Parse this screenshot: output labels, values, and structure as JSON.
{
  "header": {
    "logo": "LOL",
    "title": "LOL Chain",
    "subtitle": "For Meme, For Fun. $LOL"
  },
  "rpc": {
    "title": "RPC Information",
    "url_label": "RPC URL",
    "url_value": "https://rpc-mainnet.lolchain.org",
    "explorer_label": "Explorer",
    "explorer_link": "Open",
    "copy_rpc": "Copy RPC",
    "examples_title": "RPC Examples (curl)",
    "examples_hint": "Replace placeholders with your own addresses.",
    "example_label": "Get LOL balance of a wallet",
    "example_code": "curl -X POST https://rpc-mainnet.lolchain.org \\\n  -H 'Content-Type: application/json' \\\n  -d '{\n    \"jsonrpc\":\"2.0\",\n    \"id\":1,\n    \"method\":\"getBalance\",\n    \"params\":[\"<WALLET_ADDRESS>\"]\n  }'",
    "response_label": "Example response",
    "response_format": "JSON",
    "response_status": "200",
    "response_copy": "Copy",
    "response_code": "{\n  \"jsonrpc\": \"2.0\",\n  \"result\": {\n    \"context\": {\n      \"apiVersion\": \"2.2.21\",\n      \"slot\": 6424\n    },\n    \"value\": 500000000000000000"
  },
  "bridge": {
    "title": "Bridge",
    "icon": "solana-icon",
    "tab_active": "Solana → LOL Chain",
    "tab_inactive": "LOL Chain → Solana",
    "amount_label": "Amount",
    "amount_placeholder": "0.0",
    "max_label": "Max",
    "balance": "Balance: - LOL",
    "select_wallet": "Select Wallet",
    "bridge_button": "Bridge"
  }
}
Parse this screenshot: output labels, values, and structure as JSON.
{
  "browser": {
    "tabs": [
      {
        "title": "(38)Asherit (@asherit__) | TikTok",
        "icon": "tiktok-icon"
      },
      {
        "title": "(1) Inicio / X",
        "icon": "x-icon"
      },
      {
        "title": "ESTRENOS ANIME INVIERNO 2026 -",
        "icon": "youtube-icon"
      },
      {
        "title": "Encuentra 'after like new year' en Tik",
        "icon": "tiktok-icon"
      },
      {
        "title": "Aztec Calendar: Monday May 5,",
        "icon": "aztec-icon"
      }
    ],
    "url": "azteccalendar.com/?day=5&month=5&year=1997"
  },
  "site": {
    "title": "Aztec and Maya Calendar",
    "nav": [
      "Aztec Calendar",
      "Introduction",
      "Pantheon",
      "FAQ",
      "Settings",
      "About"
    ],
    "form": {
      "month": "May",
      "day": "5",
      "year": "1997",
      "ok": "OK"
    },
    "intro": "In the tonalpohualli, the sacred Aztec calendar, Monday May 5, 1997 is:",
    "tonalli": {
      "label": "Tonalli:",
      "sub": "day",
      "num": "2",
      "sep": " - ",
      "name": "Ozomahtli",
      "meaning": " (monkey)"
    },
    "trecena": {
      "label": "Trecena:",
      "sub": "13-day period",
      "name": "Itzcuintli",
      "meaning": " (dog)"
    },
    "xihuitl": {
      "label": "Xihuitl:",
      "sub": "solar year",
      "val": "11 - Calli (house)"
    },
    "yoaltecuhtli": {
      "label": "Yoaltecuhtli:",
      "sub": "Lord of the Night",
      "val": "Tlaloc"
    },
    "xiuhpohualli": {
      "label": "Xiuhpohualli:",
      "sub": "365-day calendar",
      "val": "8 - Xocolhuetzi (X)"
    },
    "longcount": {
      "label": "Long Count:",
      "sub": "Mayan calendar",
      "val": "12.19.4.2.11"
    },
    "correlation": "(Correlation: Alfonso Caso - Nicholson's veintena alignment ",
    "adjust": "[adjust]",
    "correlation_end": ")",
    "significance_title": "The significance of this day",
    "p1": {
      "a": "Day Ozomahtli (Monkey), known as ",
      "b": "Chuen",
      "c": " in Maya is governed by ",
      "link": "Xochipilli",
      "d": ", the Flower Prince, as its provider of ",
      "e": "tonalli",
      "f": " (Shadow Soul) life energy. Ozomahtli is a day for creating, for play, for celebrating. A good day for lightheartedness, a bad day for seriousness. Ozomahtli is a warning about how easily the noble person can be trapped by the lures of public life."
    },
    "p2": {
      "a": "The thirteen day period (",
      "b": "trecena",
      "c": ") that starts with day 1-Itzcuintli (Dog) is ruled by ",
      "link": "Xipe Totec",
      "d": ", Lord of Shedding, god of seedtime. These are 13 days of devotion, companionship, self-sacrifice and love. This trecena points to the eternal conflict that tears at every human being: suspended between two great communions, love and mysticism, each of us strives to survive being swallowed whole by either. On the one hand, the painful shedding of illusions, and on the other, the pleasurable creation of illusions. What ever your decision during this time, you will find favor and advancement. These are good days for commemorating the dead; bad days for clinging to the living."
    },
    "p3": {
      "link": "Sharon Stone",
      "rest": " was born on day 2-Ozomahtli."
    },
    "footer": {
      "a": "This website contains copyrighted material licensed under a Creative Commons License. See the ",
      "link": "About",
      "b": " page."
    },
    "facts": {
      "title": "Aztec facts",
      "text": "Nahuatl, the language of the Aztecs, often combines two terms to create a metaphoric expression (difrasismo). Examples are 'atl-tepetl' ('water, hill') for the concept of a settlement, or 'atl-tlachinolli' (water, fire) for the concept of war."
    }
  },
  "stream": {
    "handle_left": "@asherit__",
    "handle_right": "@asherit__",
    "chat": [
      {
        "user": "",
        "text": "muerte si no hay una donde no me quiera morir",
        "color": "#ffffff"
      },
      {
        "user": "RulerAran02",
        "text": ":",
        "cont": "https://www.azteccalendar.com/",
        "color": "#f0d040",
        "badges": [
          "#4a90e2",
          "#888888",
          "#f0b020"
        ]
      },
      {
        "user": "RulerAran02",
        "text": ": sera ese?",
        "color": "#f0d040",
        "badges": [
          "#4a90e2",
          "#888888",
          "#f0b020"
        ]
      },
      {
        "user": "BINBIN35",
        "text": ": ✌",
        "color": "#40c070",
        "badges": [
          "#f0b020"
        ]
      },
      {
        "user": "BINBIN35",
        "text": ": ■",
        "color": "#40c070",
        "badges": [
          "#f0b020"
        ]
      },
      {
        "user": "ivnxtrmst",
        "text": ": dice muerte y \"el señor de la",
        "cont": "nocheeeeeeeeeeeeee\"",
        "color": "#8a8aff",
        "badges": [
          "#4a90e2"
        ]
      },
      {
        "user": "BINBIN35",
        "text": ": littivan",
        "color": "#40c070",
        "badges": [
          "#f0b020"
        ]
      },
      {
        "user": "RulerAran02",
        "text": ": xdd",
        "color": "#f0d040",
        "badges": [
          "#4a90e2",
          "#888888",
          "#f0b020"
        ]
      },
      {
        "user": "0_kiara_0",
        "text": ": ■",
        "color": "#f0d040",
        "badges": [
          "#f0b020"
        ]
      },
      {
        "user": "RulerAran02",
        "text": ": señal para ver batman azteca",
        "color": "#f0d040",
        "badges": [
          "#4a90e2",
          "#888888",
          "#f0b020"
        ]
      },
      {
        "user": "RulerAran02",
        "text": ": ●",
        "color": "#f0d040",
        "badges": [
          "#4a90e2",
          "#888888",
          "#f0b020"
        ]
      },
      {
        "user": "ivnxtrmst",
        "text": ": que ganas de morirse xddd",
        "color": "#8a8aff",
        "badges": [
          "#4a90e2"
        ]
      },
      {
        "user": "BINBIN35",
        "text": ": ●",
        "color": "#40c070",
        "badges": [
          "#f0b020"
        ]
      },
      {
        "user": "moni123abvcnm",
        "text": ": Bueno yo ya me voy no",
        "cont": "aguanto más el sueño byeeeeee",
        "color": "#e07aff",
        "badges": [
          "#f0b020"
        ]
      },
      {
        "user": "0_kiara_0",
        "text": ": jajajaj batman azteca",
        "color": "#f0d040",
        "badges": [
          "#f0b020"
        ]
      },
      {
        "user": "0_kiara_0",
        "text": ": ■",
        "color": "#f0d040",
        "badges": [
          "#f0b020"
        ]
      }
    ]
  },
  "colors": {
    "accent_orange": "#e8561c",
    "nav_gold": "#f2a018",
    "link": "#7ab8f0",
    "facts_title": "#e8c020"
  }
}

What is being asked:
Where a line of the records above holds the word "curl", copy that line.

Task output:
    "examples_title": "RPC Examples (curl)",
    "example_code": "curl -X POST https://rpc-mainnet.lolchain.org \\\n  -H 'Content-Type: application/json' \\\n  -d '{\n    \"jsonrpc\":\"2.0\",\n    \"id\":1,\n    \"method\":\"getBalance\",\n    \"params\":[\"<WALLET_ADDRESS>\"]\n  }'",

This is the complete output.